* START Dataset records *
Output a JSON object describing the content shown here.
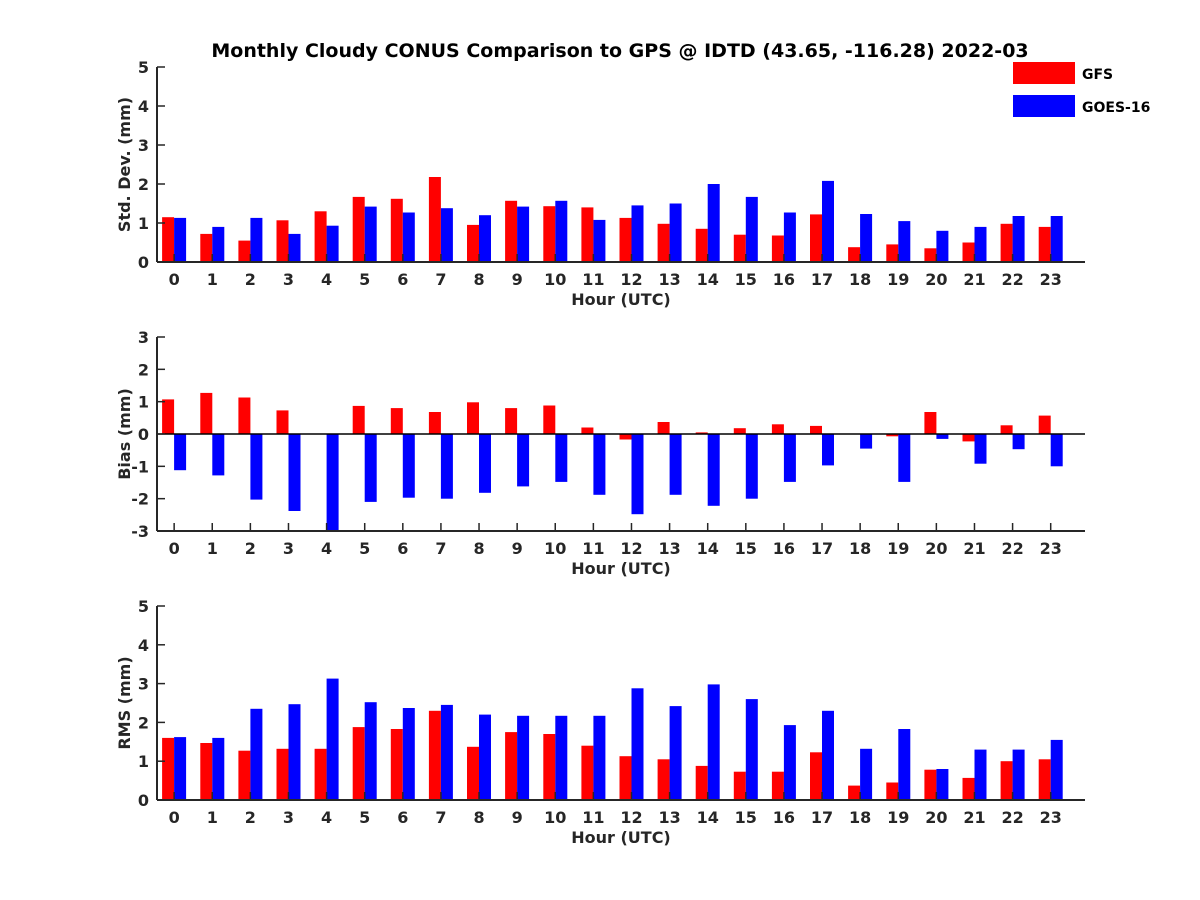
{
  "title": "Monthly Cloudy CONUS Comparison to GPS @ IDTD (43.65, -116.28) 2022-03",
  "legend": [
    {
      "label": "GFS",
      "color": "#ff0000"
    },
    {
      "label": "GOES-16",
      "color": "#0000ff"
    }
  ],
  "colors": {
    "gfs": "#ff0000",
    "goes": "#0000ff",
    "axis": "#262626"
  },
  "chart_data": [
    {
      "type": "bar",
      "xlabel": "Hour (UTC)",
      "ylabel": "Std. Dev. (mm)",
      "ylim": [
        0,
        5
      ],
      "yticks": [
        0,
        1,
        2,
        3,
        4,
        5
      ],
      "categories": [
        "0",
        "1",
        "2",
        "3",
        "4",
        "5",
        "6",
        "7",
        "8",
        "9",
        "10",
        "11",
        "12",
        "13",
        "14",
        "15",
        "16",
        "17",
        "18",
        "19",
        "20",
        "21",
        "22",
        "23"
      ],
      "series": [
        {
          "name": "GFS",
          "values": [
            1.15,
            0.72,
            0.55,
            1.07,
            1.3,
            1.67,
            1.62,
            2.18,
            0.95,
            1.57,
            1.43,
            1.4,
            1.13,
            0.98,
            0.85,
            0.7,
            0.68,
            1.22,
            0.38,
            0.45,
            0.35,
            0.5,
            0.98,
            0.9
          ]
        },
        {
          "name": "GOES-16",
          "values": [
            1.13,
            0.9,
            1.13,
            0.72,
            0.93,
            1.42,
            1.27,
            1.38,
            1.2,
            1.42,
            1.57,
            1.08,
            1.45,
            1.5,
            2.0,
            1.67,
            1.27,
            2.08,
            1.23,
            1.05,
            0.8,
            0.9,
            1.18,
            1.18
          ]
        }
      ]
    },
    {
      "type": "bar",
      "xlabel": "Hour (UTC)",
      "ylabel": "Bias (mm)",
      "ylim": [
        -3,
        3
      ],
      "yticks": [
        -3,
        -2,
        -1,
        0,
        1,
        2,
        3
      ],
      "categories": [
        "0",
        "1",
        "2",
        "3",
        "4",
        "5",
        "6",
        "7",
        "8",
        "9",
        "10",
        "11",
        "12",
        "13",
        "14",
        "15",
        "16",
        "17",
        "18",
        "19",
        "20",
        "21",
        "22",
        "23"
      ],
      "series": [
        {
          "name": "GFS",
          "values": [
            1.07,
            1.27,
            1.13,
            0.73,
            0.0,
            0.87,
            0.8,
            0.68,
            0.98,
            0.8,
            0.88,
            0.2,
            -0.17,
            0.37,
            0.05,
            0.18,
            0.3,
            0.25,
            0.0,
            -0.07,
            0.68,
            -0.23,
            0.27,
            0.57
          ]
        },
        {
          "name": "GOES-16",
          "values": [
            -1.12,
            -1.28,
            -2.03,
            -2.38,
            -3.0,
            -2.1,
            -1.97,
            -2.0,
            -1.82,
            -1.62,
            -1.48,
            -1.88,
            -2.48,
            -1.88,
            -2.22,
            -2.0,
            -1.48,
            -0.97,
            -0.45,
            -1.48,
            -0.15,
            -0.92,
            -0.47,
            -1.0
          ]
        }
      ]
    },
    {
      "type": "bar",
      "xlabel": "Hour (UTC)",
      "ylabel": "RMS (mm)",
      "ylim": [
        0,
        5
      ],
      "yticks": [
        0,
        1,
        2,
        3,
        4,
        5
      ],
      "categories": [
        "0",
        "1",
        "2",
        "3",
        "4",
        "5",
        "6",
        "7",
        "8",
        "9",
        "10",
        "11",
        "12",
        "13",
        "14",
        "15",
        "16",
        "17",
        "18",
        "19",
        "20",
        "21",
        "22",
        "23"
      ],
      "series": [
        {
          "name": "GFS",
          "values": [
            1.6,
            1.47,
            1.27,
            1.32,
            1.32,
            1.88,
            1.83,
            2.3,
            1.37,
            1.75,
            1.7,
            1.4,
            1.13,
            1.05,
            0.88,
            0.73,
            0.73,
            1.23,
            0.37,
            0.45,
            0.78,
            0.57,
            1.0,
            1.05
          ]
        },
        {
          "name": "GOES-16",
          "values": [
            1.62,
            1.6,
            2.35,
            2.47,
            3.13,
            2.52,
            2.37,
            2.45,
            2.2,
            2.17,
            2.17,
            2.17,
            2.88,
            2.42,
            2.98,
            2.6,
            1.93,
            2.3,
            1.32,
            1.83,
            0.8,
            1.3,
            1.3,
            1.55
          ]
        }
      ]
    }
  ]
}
* END Dataset records *
# Exercise objective
Where a line of the records above holds the word "ylabel", copy that line.

# Written reply
      "ylabel": "Std. Dev. (mm)",
      "ylabel": "Bias (mm)",
      "ylabel": "RMS (mm)",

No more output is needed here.